#### What is asked
Copy the data precisely, character for character, and leave out every picture.

#### Supplied information
-- START --

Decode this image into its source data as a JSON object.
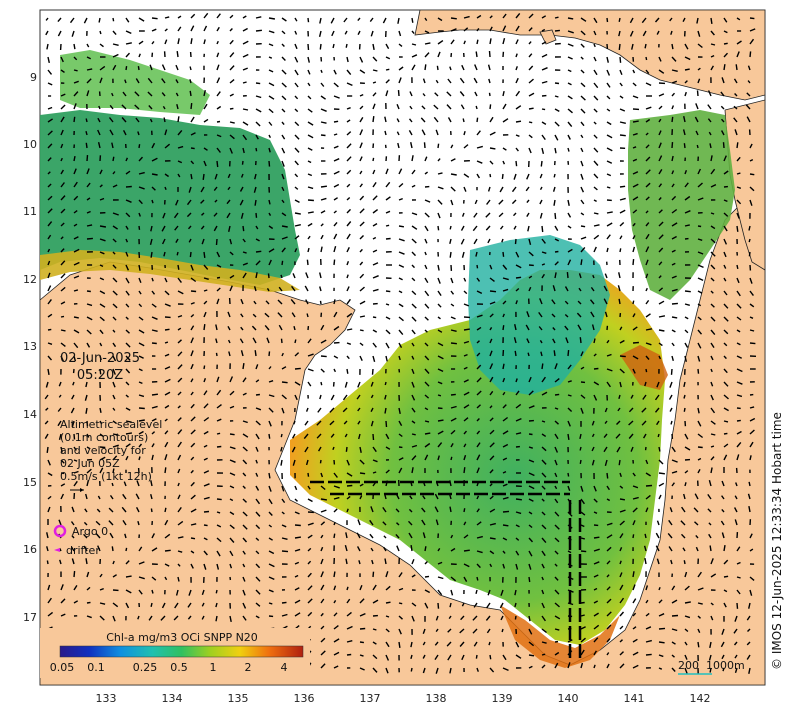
{
  "map": {
    "date": "02-Jun-2025",
    "time": "05:20Z",
    "legend_lines": [
      "Altimetric sealevel",
      "(0.1m contours)",
      "and velocity for",
      "02 Jun 05Z",
      "0.5m/s (1kt 12h)"
    ],
    "argo_label": "Argo 0",
    "drifter_label": "drifter",
    "copyright": "© IMOS 12-Jun-2025 12:33:34 Hobart time",
    "scale_label_left": "200",
    "scale_label_right": "1000m"
  },
  "colorbar": {
    "title": "Chl-a mg/m3 OCi SNPP N20",
    "ticks": [
      "0.05",
      "0.1",
      "0.25",
      "0.5",
      "1",
      "2",
      "4"
    ]
  },
  "axes": {
    "x_ticks": [
      "133",
      "134",
      "135",
      "136",
      "137",
      "138",
      "139",
      "140",
      "141",
      "142"
    ],
    "y_ticks": [
      "9",
      "10",
      "11",
      "12",
      "13",
      "14",
      "15",
      "16",
      "17"
    ]
  },
  "colors": {
    "land": "#f8c89a",
    "no_data": "#ffffff",
    "argo": "#e020e0",
    "drifter": "#e020e0",
    "scale_line": "#20c0c0"
  }
}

-- END --

#### The output
Decode this image into its source data as a JSON object.
{
  "map": {
    "date": "02-Jun-2025",
    "time": "05:20Z",
    "legend_lines": [
      "Altimetric sealevel",
      "(0.1m contours)",
      "and velocity for",
      "02 Jun 05Z",
      "0.5m/s (1kt 12h)"
    ],
    "argo_label": "Argo 0",
    "drifter_label": "drifter",
    "copyright": "© IMOS 12-Jun-2025 12:33:34 Hobart time",
    "scale_label_left": "200",
    "scale_label_right": "1000m"
  },
  "colorbar": {
    "title": "Chl-a mg/m3 OCi SNPP N20",
    "ticks": [
      "0.05",
      "0.1",
      "0.25",
      "0.5",
      "1",
      "2",
      "4"
    ]
  },
  "axes": {
    "x_ticks": [
      "133",
      "134",
      "135",
      "136",
      "137",
      "138",
      "139",
      "140",
      "141",
      "142"
    ],
    "y_ticks": [
      "9",
      "10",
      "11",
      "12",
      "13",
      "14",
      "15",
      "16",
      "17"
    ]
  },
  "colors": {
    "land": "#f8c89a",
    "no_data": "#ffffff",
    "argo": "#e020e0",
    "drifter": "#e020e0",
    "scale_line": "#20c0c0"
  }
}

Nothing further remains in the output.